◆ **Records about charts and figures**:
• • • • • • •

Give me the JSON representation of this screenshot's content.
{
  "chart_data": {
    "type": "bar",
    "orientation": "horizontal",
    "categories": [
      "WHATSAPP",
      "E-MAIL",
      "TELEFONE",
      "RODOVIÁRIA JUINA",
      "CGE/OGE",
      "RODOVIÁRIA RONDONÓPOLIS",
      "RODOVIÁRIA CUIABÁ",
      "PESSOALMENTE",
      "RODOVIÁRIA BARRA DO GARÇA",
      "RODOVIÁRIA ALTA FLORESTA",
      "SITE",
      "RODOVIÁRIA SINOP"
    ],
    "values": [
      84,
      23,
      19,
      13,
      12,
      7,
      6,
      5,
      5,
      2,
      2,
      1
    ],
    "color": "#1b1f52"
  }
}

• • • • • • •

◆ **WHAT YOU WILL DO**: Tally the lines above that contain the word "RODOVIÁRIA", and reply with only the number.

◆ **RESPONSE TO THIS TASK**: 6